▶ [ENTRIES SUPPLIED]:

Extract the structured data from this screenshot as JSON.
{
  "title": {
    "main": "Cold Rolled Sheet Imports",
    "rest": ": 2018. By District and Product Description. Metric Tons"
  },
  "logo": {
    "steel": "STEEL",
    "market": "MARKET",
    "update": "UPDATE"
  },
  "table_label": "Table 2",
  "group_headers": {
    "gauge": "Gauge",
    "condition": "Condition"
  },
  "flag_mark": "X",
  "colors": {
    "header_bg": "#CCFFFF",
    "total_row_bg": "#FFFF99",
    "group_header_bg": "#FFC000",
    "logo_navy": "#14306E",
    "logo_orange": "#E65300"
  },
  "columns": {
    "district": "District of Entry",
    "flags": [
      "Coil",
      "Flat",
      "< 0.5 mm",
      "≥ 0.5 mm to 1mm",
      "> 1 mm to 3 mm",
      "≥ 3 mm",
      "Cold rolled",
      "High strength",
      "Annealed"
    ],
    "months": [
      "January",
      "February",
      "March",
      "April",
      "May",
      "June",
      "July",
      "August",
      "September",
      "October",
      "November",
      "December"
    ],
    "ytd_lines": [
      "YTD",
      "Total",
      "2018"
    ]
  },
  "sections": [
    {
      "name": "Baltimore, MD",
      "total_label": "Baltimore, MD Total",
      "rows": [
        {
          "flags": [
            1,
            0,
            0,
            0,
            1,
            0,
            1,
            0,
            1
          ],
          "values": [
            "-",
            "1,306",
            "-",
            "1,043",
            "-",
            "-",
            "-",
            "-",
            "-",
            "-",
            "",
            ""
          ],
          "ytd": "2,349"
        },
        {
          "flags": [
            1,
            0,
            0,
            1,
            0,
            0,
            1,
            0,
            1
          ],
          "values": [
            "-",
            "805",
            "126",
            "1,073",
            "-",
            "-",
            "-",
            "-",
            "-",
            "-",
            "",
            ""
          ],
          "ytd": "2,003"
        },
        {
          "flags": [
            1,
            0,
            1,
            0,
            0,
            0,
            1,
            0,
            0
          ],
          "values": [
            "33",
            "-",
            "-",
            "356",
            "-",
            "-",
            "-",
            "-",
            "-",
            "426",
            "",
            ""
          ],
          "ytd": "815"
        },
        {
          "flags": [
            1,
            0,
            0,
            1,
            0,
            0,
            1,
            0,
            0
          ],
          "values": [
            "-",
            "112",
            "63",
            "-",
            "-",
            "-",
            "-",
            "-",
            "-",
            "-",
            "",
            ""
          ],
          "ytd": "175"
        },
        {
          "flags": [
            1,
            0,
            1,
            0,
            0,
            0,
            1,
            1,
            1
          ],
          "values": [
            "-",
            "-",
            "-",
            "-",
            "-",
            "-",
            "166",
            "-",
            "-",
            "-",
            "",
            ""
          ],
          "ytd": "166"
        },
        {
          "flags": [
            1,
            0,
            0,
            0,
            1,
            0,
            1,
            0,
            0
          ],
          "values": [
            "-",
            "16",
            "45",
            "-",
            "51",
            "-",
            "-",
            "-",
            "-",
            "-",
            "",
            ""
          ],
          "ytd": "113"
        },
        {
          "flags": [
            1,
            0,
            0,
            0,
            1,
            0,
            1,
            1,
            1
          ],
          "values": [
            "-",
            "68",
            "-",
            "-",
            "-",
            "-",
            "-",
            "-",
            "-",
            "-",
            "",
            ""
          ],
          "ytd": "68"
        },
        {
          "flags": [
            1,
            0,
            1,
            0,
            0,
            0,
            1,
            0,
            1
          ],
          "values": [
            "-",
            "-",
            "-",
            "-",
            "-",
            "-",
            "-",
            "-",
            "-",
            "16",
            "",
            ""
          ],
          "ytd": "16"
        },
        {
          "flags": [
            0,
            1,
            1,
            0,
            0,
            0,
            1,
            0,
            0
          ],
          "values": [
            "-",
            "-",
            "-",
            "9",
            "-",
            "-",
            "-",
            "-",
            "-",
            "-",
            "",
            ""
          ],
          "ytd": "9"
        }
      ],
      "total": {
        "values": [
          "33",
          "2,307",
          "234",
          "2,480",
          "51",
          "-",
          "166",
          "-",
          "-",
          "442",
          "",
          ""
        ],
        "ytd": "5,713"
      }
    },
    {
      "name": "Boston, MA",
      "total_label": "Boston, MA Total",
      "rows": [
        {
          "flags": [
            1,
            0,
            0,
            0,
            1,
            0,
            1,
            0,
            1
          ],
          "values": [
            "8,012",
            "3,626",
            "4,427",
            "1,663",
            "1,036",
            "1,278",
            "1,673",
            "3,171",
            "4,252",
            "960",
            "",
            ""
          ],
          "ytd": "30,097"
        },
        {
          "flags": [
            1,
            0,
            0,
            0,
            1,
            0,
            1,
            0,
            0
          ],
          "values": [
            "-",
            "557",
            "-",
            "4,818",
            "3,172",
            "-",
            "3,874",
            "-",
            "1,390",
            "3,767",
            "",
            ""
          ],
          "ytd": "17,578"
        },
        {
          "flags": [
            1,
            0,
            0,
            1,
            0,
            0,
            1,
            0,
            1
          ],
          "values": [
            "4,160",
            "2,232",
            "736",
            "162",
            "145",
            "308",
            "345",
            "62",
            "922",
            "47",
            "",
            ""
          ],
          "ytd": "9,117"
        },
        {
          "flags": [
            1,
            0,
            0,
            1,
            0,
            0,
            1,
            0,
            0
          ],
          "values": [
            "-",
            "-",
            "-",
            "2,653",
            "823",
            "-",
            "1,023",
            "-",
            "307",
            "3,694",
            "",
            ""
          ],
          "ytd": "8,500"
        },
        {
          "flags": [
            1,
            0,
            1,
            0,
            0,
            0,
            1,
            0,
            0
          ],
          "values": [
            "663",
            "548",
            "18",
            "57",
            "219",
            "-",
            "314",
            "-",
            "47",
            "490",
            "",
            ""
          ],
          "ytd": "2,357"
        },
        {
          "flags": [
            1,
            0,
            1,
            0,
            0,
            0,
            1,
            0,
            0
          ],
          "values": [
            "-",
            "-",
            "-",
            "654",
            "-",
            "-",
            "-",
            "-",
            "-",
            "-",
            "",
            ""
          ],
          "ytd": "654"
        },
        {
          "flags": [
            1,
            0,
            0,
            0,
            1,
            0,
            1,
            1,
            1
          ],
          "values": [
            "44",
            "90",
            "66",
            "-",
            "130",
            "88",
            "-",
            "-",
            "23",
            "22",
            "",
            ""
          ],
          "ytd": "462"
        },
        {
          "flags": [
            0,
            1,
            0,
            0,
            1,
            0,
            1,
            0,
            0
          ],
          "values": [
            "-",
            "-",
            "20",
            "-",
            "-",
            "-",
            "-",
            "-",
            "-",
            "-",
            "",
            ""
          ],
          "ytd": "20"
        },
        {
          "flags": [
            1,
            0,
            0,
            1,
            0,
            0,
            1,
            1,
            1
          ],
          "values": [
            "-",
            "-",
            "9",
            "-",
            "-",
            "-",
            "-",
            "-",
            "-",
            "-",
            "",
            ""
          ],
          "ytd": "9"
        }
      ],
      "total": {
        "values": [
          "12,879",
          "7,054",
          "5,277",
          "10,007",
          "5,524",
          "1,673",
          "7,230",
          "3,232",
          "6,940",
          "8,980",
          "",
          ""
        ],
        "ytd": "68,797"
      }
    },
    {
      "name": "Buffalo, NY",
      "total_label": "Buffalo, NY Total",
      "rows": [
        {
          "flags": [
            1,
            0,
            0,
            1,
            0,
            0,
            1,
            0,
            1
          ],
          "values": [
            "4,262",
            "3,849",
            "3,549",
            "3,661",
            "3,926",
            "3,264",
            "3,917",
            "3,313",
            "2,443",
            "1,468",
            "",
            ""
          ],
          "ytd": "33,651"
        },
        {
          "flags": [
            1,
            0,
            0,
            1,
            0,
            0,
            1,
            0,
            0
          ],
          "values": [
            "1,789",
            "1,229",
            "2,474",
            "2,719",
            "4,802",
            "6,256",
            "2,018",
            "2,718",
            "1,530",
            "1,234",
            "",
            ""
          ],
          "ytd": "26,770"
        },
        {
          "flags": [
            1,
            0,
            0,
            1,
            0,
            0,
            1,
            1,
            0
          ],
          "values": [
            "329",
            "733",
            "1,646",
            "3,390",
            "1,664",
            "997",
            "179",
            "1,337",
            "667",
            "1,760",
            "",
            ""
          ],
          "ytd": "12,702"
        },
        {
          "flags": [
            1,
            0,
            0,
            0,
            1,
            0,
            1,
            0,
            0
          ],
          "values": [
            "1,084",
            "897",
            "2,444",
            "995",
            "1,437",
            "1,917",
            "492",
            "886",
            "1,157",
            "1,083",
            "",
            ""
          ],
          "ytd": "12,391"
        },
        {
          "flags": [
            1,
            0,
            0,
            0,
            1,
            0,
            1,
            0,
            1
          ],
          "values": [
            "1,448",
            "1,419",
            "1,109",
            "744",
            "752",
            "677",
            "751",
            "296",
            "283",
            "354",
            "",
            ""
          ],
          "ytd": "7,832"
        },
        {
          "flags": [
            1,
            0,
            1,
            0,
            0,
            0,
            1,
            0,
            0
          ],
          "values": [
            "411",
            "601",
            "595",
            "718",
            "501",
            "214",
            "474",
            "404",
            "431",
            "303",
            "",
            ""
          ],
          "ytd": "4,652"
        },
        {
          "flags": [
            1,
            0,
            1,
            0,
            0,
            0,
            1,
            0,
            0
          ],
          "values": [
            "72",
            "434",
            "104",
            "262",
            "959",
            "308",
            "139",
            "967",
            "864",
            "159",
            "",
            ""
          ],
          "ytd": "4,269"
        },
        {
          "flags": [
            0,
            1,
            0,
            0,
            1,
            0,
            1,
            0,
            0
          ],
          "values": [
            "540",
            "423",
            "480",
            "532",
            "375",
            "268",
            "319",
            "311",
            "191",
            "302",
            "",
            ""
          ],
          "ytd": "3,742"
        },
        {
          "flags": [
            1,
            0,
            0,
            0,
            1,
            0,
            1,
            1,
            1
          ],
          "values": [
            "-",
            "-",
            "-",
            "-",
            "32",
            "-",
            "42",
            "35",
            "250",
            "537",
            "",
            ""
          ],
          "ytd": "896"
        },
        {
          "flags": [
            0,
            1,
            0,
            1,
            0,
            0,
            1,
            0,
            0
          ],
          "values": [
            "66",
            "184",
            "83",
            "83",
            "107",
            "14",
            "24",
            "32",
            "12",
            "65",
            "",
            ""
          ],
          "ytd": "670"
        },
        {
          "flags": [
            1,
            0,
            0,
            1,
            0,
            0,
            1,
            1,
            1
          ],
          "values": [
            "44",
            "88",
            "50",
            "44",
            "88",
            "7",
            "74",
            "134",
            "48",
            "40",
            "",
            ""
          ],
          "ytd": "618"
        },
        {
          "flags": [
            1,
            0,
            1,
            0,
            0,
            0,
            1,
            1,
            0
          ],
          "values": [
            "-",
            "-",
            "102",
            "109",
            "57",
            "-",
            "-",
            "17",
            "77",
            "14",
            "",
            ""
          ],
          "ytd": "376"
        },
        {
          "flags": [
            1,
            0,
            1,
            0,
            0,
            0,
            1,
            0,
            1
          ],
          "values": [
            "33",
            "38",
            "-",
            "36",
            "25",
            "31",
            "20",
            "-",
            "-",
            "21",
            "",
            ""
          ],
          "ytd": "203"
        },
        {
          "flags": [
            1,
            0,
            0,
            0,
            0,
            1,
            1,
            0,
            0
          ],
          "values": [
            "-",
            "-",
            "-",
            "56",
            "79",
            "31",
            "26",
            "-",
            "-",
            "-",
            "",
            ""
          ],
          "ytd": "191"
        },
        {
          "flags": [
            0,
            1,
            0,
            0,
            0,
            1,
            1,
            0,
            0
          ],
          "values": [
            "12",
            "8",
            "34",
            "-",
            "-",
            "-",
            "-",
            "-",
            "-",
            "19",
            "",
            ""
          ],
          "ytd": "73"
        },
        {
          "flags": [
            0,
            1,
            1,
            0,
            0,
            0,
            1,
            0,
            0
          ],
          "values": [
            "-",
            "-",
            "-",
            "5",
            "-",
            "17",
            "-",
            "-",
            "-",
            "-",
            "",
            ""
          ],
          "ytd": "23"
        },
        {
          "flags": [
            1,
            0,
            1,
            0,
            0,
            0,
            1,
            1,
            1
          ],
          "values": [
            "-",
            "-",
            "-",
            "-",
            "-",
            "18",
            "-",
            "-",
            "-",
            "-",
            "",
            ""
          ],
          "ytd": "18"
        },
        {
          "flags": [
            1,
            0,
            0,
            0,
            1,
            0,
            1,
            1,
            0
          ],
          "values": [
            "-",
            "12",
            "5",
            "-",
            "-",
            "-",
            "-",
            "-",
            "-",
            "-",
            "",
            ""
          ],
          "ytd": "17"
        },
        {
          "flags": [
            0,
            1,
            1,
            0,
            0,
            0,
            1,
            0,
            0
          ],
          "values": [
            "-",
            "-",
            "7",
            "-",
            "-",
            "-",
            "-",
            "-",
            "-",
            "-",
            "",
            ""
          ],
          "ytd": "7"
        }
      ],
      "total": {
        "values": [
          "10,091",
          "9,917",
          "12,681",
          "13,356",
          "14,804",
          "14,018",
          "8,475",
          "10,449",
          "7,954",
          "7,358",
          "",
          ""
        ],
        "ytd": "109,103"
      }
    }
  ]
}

▶ [EXERCISE]:
Look through the listing above and count the lines where the string "Cold" appears. Report the number only.

▶ [RESULT FOR THIS EXERCISE]:
2